### WHAT TO WORK ON
Find each line with the string "aber" and report it.
** START OF RECORDS FOR THE TASK **
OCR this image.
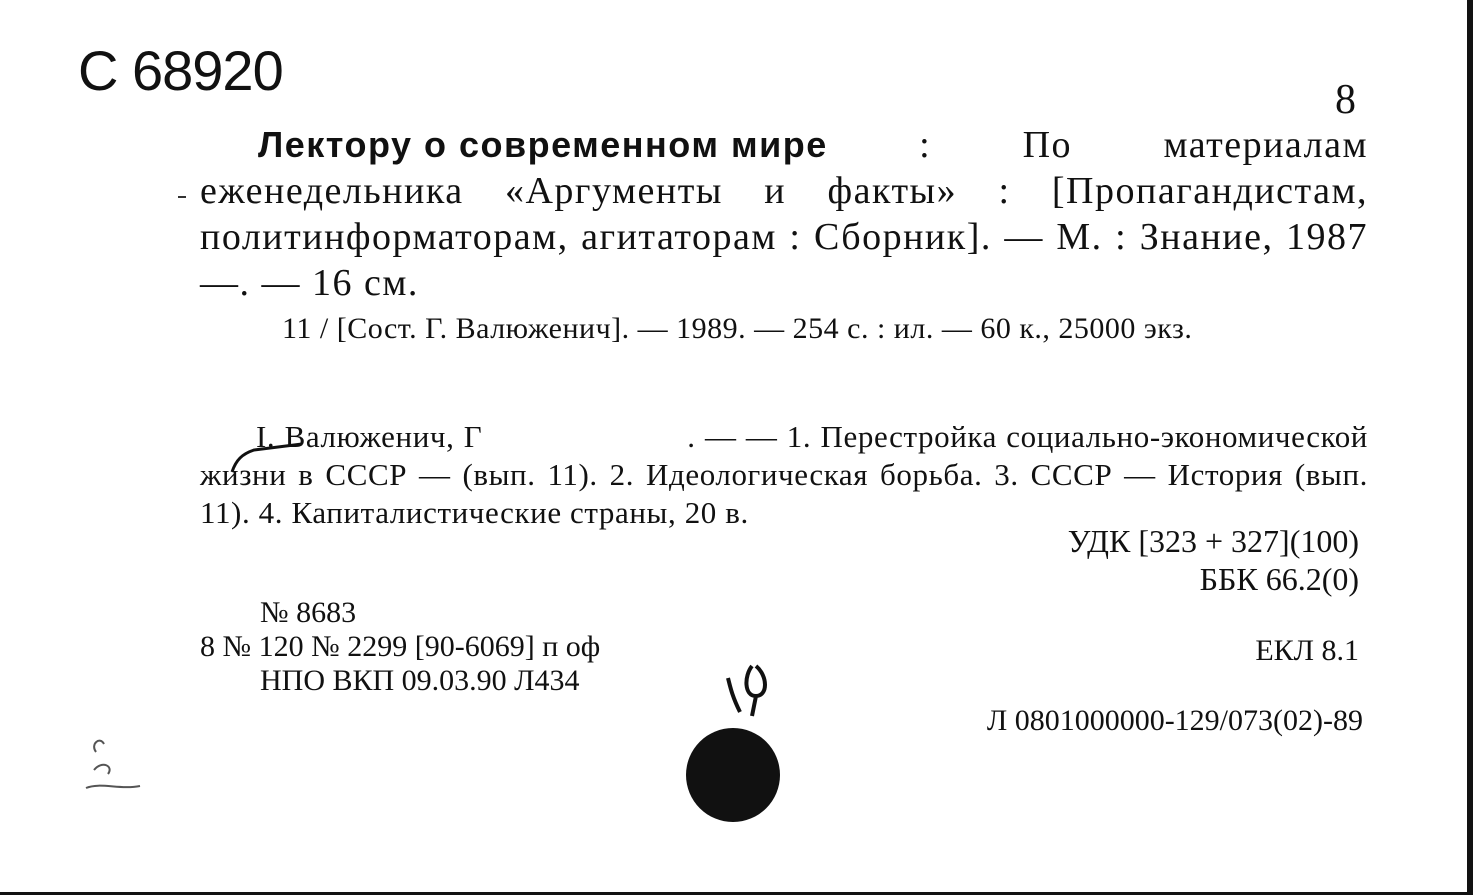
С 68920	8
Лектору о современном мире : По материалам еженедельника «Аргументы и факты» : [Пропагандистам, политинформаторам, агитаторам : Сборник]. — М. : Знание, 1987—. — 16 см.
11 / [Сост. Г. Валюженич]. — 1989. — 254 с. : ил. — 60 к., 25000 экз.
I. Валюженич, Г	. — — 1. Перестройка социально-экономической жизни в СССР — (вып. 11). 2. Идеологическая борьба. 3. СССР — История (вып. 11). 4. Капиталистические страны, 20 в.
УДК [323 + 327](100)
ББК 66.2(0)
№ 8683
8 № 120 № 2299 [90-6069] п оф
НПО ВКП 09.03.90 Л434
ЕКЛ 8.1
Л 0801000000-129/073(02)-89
** END OF RECORDS FOR THE TASK **
** START OF RECORDS FOR THE TASK **
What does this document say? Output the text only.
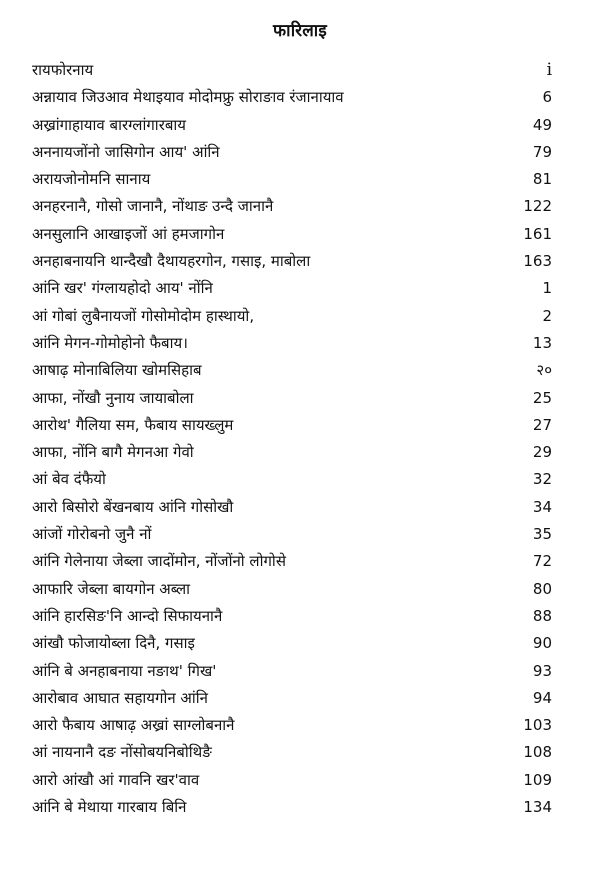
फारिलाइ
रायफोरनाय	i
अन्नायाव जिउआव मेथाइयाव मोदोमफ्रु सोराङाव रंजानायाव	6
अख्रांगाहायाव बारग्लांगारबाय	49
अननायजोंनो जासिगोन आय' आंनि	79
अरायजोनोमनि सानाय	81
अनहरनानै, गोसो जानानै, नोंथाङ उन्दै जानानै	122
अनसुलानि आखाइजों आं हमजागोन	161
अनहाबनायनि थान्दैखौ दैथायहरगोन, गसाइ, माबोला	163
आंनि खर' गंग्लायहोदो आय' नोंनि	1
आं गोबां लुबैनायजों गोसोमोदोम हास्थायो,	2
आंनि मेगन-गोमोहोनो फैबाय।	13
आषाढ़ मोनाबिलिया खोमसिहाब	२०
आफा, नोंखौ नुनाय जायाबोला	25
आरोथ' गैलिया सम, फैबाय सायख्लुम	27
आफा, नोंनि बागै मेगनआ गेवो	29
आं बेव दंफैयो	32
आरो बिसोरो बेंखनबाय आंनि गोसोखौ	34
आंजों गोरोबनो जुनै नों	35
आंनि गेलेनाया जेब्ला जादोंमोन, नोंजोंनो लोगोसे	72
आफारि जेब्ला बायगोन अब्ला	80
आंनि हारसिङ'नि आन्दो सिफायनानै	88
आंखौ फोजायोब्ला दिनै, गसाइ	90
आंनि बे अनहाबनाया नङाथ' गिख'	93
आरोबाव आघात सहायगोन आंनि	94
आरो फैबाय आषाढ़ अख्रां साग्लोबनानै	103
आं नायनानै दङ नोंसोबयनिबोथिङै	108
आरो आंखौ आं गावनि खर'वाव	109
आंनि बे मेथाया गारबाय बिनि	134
** END OF RECORDS FOR THE TASK **
** START OF RECORDS FOR THE TASK **
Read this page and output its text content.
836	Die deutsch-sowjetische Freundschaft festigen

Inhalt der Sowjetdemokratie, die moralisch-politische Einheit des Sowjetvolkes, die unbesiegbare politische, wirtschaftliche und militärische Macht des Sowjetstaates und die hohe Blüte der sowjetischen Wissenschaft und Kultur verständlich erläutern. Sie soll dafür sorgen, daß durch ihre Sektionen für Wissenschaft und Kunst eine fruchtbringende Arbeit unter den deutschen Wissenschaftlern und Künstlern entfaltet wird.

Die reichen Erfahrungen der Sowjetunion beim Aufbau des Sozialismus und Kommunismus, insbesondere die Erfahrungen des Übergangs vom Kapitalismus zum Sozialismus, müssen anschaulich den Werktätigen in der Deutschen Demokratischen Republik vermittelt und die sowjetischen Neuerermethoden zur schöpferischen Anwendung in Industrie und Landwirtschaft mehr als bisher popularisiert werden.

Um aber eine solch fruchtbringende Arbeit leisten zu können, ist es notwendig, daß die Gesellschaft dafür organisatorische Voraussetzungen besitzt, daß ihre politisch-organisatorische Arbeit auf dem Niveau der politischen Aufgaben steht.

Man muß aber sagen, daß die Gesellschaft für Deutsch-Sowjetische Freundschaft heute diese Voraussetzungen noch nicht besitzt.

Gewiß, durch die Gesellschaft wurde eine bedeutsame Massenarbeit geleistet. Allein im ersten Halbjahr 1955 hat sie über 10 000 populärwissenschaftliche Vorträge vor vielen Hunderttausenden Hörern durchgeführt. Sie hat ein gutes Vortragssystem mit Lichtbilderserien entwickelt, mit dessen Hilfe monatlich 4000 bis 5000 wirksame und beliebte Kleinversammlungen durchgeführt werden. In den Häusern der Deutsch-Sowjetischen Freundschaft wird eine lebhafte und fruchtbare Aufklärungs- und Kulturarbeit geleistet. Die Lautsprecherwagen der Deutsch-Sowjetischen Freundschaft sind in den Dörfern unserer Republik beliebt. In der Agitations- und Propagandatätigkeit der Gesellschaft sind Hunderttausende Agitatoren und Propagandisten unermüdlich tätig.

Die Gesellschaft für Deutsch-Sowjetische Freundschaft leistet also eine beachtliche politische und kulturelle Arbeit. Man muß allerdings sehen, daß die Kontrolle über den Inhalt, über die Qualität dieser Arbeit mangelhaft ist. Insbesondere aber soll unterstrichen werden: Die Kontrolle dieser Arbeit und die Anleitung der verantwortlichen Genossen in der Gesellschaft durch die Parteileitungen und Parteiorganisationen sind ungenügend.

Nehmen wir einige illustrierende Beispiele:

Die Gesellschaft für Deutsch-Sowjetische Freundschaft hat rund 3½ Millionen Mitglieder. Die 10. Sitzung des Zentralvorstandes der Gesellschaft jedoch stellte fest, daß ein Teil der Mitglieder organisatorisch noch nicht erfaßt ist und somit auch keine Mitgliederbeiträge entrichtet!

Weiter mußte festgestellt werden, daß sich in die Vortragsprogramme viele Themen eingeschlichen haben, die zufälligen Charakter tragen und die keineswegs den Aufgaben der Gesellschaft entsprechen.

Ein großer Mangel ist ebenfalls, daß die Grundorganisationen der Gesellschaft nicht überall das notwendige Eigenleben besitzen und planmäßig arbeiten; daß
** END OF RECORDS FOR THE TASK **
### RESPONSE
Um aber eine solch fruchtbringende Arbeit leisten zu können, ist es notwendig, daß die Gesellschaft dafür organisatorische Voraussetzungen besitzt, daß ihre politisch-organisatorische Arbeit auf dem Niveau der politischen Aufgaben steht.
Man muß aber sagen, daß die Gesellschaft für Deutsch-Sowjetische Freundschaft heute diese Voraussetzungen noch nicht besitzt.
Die Gesellschaft für Deutsch-Sowjetische Freundschaft leistet also eine beachtliche politische und kulturelle Arbeit. Man muß allerdings sehen, daß die Kontrolle über den Inhalt, über die Qualität dieser Arbeit mangelhaft ist. Insbesondere aber soll unterstrichen werden: Die Kontrolle dieser Arbeit und die Anleitung der verantwortlichen Genossen in der Gesellschaft durch die Parteileitungen und Parteiorganisationen sind ungenügend.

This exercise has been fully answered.